Write out each line exactly as given. Leave the pictures out of your copy.

Figure data in JSON

──────

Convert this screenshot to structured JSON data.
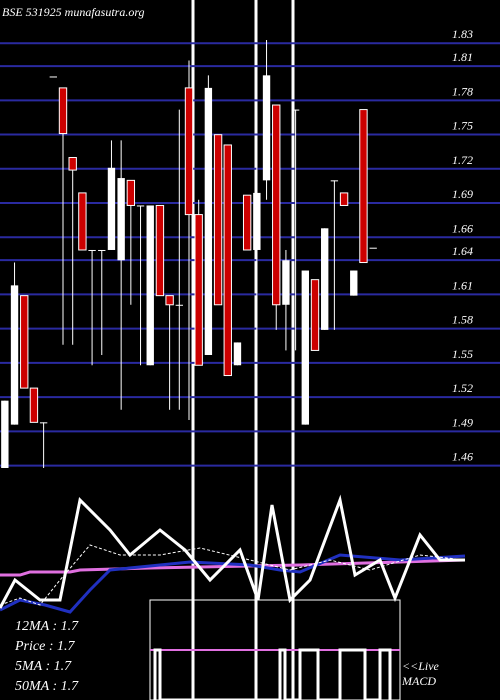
{
  "header": {
    "title": "BSE 531925 munafasutra.org"
  },
  "chart_data": {
    "type": "candlestick",
    "categories": [
      null,
      null,
      null,
      null,
      null,
      null,
      null,
      null,
      null,
      null,
      null,
      null,
      null,
      null,
      null,
      null,
      null,
      null,
      null,
      null,
      null,
      null,
      null,
      null,
      null,
      null,
      null,
      null,
      null,
      null,
      null,
      null,
      null,
      null,
      null,
      null,
      null,
      null,
      null
    ],
    "open": [
      1.45,
      1.488,
      1.601,
      1.52,
      1.49,
      1.793,
      1.783,
      1.722,
      1.691,
      1.641,
      1.641,
      1.641,
      1.632,
      1.702,
      1.68,
      1.54,
      1.68,
      1.601,
      1.593,
      1.783,
      1.672,
      1.549,
      1.742,
      1.733,
      1.54,
      1.689,
      1.641,
      1.702,
      1.768,
      1.593,
      1.764,
      1.488,
      1.615,
      1.571,
      1.702,
      1.691,
      1.601,
      1.764,
      1.643
    ],
    "high": [
      1.509,
      1.63,
      1.601,
      1.52,
      1.49,
      1.793,
      1.783,
      1.722,
      1.691,
      1.641,
      1.641,
      1.737,
      1.737,
      1.702,
      1.68,
      1.68,
      1.68,
      1.601,
      1.764,
      1.807,
      1.685,
      1.794,
      1.742,
      1.733,
      1.56,
      1.689,
      1.715,
      1.825,
      1.768,
      1.641,
      1.764,
      1.623,
      1.615,
      1.66,
      1.702,
      1.691,
      1.623,
      1.764,
      1.643
    ],
    "low": [
      1.45,
      1.488,
      1.52,
      1.49,
      1.45,
      1.793,
      1.558,
      1.558,
      1.641,
      1.54,
      1.549,
      1.641,
      1.501,
      1.593,
      1.54,
      1.54,
      1.601,
      1.501,
      1.501,
      1.492,
      1.54,
      1.549,
      1.593,
      1.531,
      1.54,
      1.641,
      1.562,
      1.685,
      1.571,
      1.553,
      1.553,
      1.488,
      1.553,
      1.571,
      1.571,
      1.68,
      1.601,
      1.63,
      1.643
    ],
    "close": [
      1.509,
      1.61,
      1.52,
      1.49,
      1.49,
      1.793,
      1.743,
      1.711,
      1.641,
      1.641,
      1.641,
      1.713,
      1.704,
      1.68,
      1.68,
      1.68,
      1.601,
      1.593,
      1.593,
      1.672,
      1.54,
      1.783,
      1.593,
      1.531,
      1.56,
      1.641,
      1.691,
      1.794,
      1.593,
      1.632,
      1.764,
      1.623,
      1.553,
      1.66,
      1.702,
      1.68,
      1.623,
      1.63,
      1.643
    ],
    "up_color": "#ffffff",
    "down_color": "#cc0000",
    "grid_color": "#2a2aa0",
    "ylim": [
      1.45,
      1.86
    ],
    "yticks": [
      1.83,
      1.81,
      1.78,
      1.75,
      1.72,
      1.69,
      1.66,
      1.64,
      1.61,
      1.58,
      1.55,
      1.52,
      1.49,
      1.46
    ],
    "grid": true
  },
  "indicators": {
    "ma12": "12MA : 1.7",
    "price": "Price : 1.7",
    "ma5": "5MA : 1.7",
    "ma50": "50MA : 1.7",
    "live": "<<Live",
    "macd": "MACD"
  }
}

──────

**Output of the exercise:**
Convert this screenshot to structured JSON data.
{
  "header": {
    "title": "BSE 531925 munafasutra.org"
  },
  "chart_data": {
    "type": "candlestick",
    "categories": [
      null,
      null,
      null,
      null,
      null,
      null,
      null,
      null,
      null,
      null,
      null,
      null,
      null,
      null,
      null,
      null,
      null,
      null,
      null,
      null,
      null,
      null,
      null,
      null,
      null,
      null,
      null,
      null,
      null,
      null,
      null,
      null,
      null,
      null,
      null,
      null,
      null,
      null,
      null
    ],
    "open": [
      1.45,
      1.488,
      1.601,
      1.52,
      1.49,
      1.793,
      1.783,
      1.722,
      1.691,
      1.641,
      1.641,
      1.641,
      1.632,
      1.702,
      1.68,
      1.54,
      1.68,
      1.601,
      1.593,
      1.783,
      1.672,
      1.549,
      1.742,
      1.733,
      1.54,
      1.689,
      1.641,
      1.702,
      1.768,
      1.593,
      1.764,
      1.488,
      1.615,
      1.571,
      1.702,
      1.691,
      1.601,
      1.764,
      1.643
    ],
    "high": [
      1.509,
      1.63,
      1.601,
      1.52,
      1.49,
      1.793,
      1.783,
      1.722,
      1.691,
      1.641,
      1.641,
      1.737,
      1.737,
      1.702,
      1.68,
      1.68,
      1.68,
      1.601,
      1.764,
      1.807,
      1.685,
      1.794,
      1.742,
      1.733,
      1.56,
      1.689,
      1.715,
      1.825,
      1.768,
      1.641,
      1.764,
      1.623,
      1.615,
      1.66,
      1.702,
      1.691,
      1.623,
      1.764,
      1.643
    ],
    "low": [
      1.45,
      1.488,
      1.52,
      1.49,
      1.45,
      1.793,
      1.558,
      1.558,
      1.641,
      1.54,
      1.549,
      1.641,
      1.501,
      1.593,
      1.54,
      1.54,
      1.601,
      1.501,
      1.501,
      1.492,
      1.54,
      1.549,
      1.593,
      1.531,
      1.54,
      1.641,
      1.562,
      1.685,
      1.571,
      1.553,
      1.553,
      1.488,
      1.553,
      1.571,
      1.571,
      1.68,
      1.601,
      1.63,
      1.643
    ],
    "close": [
      1.509,
      1.61,
      1.52,
      1.49,
      1.49,
      1.793,
      1.743,
      1.711,
      1.641,
      1.641,
      1.641,
      1.713,
      1.704,
      1.68,
      1.68,
      1.68,
      1.601,
      1.593,
      1.593,
      1.672,
      1.54,
      1.783,
      1.593,
      1.531,
      1.56,
      1.641,
      1.691,
      1.794,
      1.593,
      1.632,
      1.764,
      1.623,
      1.553,
      1.66,
      1.702,
      1.68,
      1.623,
      1.63,
      1.643
    ],
    "up_color": "#ffffff",
    "down_color": "#cc0000",
    "grid_color": "#2a2aa0",
    "ylim": [
      1.45,
      1.86
    ],
    "yticks": [
      1.83,
      1.81,
      1.78,
      1.75,
      1.72,
      1.69,
      1.66,
      1.64,
      1.61,
      1.58,
      1.55,
      1.52,
      1.49,
      1.46
    ],
    "grid": true
  },
  "indicators": {
    "ma12": "12MA : 1.7",
    "price": "Price : 1.7",
    "ma5": "5MA : 1.7",
    "ma50": "50MA : 1.7",
    "live": "<<Live",
    "macd": "MACD"
  }
}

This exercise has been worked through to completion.